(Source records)

_____

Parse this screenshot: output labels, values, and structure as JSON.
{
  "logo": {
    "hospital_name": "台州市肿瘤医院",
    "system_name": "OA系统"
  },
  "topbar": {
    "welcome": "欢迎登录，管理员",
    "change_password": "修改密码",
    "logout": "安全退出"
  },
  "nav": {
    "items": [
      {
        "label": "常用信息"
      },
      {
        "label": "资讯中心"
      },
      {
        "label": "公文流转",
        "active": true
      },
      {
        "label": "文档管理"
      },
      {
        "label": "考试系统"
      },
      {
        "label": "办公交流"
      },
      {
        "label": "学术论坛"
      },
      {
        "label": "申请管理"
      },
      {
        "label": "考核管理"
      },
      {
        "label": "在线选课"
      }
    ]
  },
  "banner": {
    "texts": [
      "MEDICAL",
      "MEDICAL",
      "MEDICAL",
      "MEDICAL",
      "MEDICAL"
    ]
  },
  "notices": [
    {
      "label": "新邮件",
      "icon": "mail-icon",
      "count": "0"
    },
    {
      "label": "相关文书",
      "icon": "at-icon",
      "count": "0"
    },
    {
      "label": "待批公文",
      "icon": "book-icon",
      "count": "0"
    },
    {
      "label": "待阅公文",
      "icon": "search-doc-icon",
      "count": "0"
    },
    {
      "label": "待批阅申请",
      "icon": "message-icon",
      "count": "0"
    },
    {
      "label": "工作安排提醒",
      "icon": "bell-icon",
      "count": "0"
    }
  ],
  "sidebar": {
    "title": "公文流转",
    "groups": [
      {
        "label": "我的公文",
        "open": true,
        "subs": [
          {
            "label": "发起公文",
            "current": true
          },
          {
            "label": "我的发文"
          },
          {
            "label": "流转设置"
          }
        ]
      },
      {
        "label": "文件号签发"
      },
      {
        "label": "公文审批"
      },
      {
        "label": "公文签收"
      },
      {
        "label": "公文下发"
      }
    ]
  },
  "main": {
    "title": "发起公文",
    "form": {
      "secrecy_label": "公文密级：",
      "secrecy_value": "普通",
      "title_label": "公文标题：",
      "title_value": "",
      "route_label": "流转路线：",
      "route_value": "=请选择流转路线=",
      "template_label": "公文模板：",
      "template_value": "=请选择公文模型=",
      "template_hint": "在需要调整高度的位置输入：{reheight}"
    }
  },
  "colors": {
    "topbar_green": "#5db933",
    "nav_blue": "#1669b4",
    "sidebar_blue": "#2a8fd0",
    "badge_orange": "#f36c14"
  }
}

_____

Task instructions >> From the entries, report each line that includes the word "icon".

Exercise solution >>
      "icon": "mail-icon",
      "icon": "at-icon",
      "icon": "book-icon",
      "icon": "search-doc-icon",
      "icon": "message-icon",
      "icon": "bell-icon",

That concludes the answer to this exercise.